Hey, Neel, this is Randy. I'll comment a bit on that. We're not going to comment on pricing for deals that we've done, but I'll just say that we're evaluating Venezuelan crude like we always do for all of our alternatives. We put it into the basket of alternatives, and we will purchase Venezuelan crude if it beats our alternative. So yeah, you've seen all the articles. I've read them as well. Looking forward, we've already kind of engaged with the three authorized sellers of crude, and we've purchased barrels from all three. So we anticipate the Venezuelan crude making up a pretty large part of our heavy diet as we move into February and March.

Neil Mehta (Analyst)

Randy.

Operator (participant)

Thank you. The next question is coming from Manav Gupta of UBS. Please go ahead.

Neil Mehta (Analyst)

First, wanted to congratulate Brian on the new role of investor relations. And then also really wanted to congratulate the incoming CFO for pushing the stock price to an all-time high. Target achieved very quickly. On a more serious note, Homer, look, even when we go back four or five years for the same refining margin, what we are seeing is the cash flow profile of the company is different. You're producing more cash even if the margin was the same four or five years ago. Can you help us understand the dynamics over there? What's been behind this transition to generate the ability to generate more cash with the same refining margin?

Homer Bhullar (VP Investor Relations and Finance)

Yeah, hey, Manav. So Lane's talked about this in the past, but it's really a result of a number of things. And it all starts with being a good operator, having discipline around capital investments, and then a strong balance sheet, which ultimately all translate to higher cash flow and higher shareholder return. So starting with operations, we've obviously worked really hard to manage costs and our reliability over the years. And you can see that with the record throughput and mechanical availability this past year. And then we've also been very disciplined around growth investments. Obviously, you know our minimum return threshold, which effectively ensures you have a good return when things are good, but also hopefully protects us with a return that's well above our cost of capital, even in kind of a downside scenario.
———
Written exercise 1: Repeat the earnings call excerpt word for word.

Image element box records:
———
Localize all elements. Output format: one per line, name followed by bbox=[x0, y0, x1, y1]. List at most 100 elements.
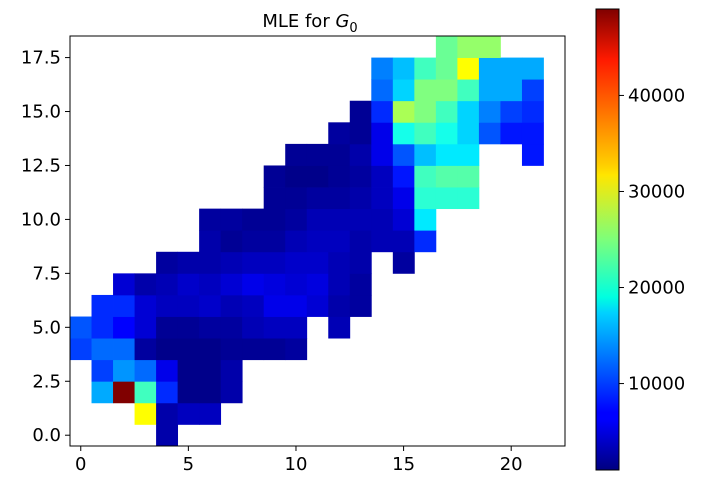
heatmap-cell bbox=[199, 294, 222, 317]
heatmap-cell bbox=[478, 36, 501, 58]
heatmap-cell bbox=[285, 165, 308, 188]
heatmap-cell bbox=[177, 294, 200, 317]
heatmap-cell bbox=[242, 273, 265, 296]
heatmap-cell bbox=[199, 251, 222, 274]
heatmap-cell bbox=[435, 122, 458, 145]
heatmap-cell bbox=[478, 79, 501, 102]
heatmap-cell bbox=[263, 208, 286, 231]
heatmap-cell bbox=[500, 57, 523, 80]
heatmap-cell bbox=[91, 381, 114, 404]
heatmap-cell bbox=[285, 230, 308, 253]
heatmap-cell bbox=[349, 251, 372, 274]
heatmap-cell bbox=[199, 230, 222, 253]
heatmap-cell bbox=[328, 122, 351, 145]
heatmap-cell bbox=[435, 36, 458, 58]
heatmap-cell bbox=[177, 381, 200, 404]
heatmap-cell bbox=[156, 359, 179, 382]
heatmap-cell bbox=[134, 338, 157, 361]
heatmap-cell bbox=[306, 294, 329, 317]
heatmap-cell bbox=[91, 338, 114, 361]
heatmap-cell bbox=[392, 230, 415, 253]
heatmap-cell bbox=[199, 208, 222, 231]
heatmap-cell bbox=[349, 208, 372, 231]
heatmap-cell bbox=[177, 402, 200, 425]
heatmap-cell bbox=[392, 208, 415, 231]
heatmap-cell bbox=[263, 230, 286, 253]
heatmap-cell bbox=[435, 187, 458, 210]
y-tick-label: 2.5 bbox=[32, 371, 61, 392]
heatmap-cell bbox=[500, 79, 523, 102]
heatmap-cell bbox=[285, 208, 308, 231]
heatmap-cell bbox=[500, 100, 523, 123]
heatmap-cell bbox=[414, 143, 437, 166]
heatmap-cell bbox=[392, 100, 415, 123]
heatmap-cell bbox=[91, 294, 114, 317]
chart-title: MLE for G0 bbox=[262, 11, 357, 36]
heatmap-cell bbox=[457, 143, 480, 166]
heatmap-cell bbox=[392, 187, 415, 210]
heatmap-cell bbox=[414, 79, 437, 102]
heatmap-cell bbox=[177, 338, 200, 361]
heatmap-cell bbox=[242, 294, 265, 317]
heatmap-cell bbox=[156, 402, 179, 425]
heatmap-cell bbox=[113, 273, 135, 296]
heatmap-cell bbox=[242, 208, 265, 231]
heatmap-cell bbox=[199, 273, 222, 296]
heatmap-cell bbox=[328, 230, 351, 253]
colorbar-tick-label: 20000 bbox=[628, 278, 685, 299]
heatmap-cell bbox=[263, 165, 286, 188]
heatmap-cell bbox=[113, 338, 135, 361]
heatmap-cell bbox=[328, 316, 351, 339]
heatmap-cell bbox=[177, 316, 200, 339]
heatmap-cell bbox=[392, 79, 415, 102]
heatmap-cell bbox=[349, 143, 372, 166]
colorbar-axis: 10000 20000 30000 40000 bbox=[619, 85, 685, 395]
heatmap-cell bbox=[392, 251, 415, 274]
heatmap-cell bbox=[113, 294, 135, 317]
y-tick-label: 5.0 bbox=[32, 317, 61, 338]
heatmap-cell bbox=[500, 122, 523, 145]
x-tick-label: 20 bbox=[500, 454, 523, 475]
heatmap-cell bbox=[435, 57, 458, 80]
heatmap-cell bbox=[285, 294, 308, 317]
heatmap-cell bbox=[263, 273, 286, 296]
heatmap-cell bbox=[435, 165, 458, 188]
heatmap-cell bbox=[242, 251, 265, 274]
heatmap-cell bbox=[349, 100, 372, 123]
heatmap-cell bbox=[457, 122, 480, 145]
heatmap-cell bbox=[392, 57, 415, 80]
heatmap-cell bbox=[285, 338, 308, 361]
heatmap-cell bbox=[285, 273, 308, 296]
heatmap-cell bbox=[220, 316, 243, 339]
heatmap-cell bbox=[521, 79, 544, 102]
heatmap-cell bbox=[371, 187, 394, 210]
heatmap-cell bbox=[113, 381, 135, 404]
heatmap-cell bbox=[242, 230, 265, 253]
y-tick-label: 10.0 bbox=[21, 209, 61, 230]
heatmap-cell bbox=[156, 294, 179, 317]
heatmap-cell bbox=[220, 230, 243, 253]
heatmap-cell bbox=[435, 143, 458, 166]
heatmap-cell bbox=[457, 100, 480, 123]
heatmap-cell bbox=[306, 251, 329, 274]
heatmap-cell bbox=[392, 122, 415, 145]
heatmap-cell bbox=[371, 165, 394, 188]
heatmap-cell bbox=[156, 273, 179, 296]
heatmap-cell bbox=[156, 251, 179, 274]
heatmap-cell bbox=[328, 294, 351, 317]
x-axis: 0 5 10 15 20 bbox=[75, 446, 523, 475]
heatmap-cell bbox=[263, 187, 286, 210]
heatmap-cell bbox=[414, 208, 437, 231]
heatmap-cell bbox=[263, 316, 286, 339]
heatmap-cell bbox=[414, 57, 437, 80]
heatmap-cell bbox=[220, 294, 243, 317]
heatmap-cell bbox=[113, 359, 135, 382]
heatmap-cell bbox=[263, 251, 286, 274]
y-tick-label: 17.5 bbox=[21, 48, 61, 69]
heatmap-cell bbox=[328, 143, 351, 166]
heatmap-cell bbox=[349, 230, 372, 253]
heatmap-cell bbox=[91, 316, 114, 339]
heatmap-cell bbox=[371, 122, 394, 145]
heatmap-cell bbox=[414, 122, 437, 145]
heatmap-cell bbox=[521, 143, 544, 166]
———
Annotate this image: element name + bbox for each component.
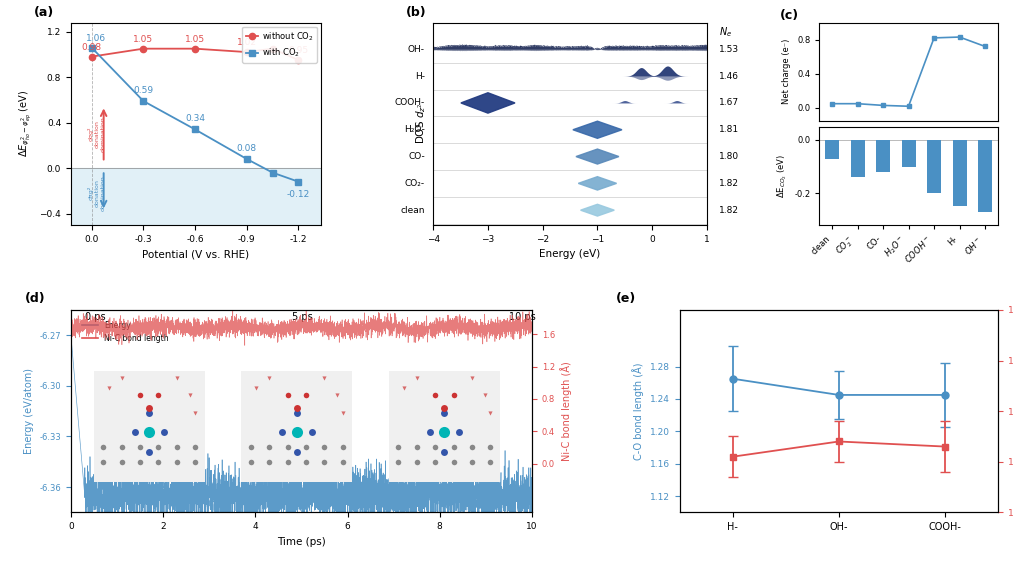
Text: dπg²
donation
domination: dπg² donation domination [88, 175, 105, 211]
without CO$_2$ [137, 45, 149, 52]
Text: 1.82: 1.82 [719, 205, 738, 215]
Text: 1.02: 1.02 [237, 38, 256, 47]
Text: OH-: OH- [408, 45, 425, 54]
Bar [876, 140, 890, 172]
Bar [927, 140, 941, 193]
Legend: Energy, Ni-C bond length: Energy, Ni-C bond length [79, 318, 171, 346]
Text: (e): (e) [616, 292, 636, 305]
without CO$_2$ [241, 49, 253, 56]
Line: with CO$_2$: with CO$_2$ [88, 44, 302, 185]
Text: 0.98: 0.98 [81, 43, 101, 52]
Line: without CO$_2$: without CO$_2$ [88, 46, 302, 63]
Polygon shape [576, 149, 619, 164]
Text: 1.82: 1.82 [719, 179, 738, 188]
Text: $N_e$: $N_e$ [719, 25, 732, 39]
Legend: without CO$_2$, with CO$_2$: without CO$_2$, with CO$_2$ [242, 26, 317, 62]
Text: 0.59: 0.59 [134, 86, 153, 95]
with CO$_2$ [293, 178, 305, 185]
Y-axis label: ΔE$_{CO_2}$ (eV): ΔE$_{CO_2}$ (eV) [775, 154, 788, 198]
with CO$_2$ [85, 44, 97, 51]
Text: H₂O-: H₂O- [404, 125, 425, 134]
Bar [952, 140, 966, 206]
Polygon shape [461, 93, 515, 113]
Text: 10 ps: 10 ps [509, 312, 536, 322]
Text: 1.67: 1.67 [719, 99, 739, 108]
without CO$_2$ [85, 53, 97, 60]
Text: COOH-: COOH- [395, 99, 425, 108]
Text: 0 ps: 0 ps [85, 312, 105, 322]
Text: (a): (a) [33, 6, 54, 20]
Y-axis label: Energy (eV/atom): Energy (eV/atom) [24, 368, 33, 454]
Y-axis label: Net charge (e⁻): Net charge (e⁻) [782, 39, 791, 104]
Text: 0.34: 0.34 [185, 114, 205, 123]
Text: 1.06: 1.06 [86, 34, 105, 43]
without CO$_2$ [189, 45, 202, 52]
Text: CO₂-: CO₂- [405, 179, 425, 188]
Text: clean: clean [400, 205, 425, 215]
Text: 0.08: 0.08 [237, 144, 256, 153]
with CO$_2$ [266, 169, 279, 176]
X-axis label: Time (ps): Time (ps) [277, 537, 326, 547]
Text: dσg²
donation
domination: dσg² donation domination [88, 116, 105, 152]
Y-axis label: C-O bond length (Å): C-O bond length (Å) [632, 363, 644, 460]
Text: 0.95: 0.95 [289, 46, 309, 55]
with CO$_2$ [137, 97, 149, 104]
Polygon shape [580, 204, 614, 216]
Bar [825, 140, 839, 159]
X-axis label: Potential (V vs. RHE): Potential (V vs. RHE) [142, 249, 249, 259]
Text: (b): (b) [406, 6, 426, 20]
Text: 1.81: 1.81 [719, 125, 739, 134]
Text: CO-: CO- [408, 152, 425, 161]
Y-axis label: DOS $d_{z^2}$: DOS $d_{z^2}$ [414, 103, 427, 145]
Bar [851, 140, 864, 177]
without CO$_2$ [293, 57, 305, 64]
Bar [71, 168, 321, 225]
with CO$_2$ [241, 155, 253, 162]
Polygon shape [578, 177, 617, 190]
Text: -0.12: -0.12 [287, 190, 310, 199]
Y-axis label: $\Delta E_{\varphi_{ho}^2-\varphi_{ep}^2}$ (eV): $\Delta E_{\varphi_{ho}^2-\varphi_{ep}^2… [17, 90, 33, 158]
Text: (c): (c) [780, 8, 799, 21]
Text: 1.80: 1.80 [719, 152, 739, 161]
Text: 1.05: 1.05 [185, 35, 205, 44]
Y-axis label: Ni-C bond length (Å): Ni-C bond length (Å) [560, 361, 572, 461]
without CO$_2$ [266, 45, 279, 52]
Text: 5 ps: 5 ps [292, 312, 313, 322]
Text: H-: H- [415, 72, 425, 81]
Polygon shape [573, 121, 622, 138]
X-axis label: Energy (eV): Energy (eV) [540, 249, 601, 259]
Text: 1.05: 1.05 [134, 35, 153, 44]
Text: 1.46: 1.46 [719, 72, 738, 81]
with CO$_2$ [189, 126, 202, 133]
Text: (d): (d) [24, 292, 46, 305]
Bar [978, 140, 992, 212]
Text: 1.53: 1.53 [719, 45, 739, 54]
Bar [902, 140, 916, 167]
———
Written exercise 2: Give the listing lines between the lines holding "heatmap-cell bbox=[199, 294, 222, 317]" and "heatmap-cell bbox=[457, 143, 480, 166]", inclusive, as a Markdown table with columns n and Line. Put a row number in n and the listing line in Line, and leave out blank lines.

Exercise answer 1:
Hey, Neel, this is Randy. I'll comment a bit on that. We're not going to comment on pricing for deals that we've done, but I'll just say that we're evaluating Venezuelan crude like we always do for all of our alternatives. We put it into the basket of alternatives, and we will purchase Venezuelan crude if it beats our alternative. So yeah, you've seen all the articles. I've read them as well. Looking forward, we've already kind of engaged with the three authorized sellers of crude, and we've purchased barrels from all three. So we anticipate the Venezuelan crude making up a pretty large part of our heavy diet as we move into February and March.

Neil Mehta (Analyst)

Randy.

Operator (participant)

Thank you. The next question is coming from Manav Gupta of UBS. Please go ahead.

Neil Mehta (Analyst)

First, wanted to congratulate Brian on the new role of investor relations. And then also really wanted to congratulate the incoming CFO for pushing the stock price to an all-time high. Target achieved very quickly. On a more serious note, Homer, look, even when we go back four or five years for the same refining margin, what we are seeing is the cash flow profile of the company is different. You're producing more cash even if the margin was the same four or five years ago. Can you help us understand the dynamics over there? What's been behind this transition to generate the ability to generate more cash with the same refining margin?

Homer Bhullar (VP Investor Relations and Finance)

Yeah, hey, Manav. So Lane's talked about this in the past, but it's really a result of a number of things. And it all starts with being a good operator, having discipline around capital investments, and then a strong balance sheet, which ultimately all translate to higher cash flow and higher shareholder return. So starting with operations, we've obviously worked really hard to manage costs and our reliability over the years. And you can see that with the record throughput and mechanical availability this past year. And then we've also been very disciplined around growth investments. Obviously, you know our minimum return threshold, which effectively ensures you have a good return when things are good, but also hopefully protects us with a return that's well above our cost of capital, even in kind of a downside scenario.

Exercise answer 2:
| n | Line |
|---|---|
| 1 | heatmap-cell bbox=[199, 294, 222, 317] |
| 2 | heatmap-cell bbox=[478, 36, 501, 58] |
| 3 | heatmap-cell bbox=[285, 165, 308, 188] |
| 4 | heatmap-cell bbox=[177, 294, 200, 317] |
| 5 | heatmap-cell bbox=[242, 273, 265, 296] |
| 6 | heatmap-cell bbox=[199, 251, 222, 274] |
| 7 | heatmap-cell bbox=[435, 122, 458, 145] |
| 8 | heatmap-cell bbox=[478, 79, 501, 102] |
| 9 | heatmap-cell bbox=[263, 208, 286, 231] |
| 10 | heatmap-cell bbox=[500, 57, 523, 80] |
| 11 | heatmap-cell bbox=[91, 381, 114, 404] |
| 12 | heatmap-cell bbox=[285, 230, 308, 253] |
| 13 | heatmap-cell bbox=[349, 251, 372, 274] |
| 14 | heatmap-cell bbox=[199, 230, 222, 253] |
| 15 | heatmap-cell bbox=[328, 122, 351, 145] |
| 16 | heatmap-cell bbox=[435, 36, 458, 58] |
| 17 | heatmap-cell bbox=[177, 381, 200, 404] |
| 18 | heatmap-cell bbox=[156, 359, 179, 382] |
| 19 | heatmap-cell bbox=[134, 338, 157, 361] |
| 20 | heatmap-cell bbox=[306, 294, 329, 317] |
| 21 | heatmap-cell bbox=[91, 338, 114, 361] |
| 22 | heatmap-cell bbox=[392, 230, 415, 253] |
| 23 | heatmap-cell bbox=[199, 208, 222, 231] |
| 24 | heatmap-cell bbox=[349, 208, 372, 231] |
| 25 | heatmap-cell bbox=[177, 402, 200, 425] |
| 26 | heatmap-cell bbox=[392, 208, 415, 231] |
| 27 | heatmap-cell bbox=[263, 230, 286, 253] |
| 28 | heatmap-cell bbox=[435, 187, 458, 210] |
| 29 | y-tick-label: 2.5 bbox=[32, 371, 61, 392] |
| 30 | heatmap-cell bbox=[500, 79, 523, 102] |
| 31 | heatmap-cell bbox=[285, 208, 308, 231] |
| 32 | heatmap-cell bbox=[500, 100, 523, 123] |
| 33 | heatmap-cell bbox=[414, 143, 437, 166] |
| 34 | heatmap-cell bbox=[392, 100, 415, 123] |
| 35 | heatmap-cell bbox=[91, 294, 114, 317] |
| 36 | chart-title: MLE for G0 bbox=[262, 11, 357, 36] |
| 37 | heatmap-cell bbox=[457, 143, 480, 166] |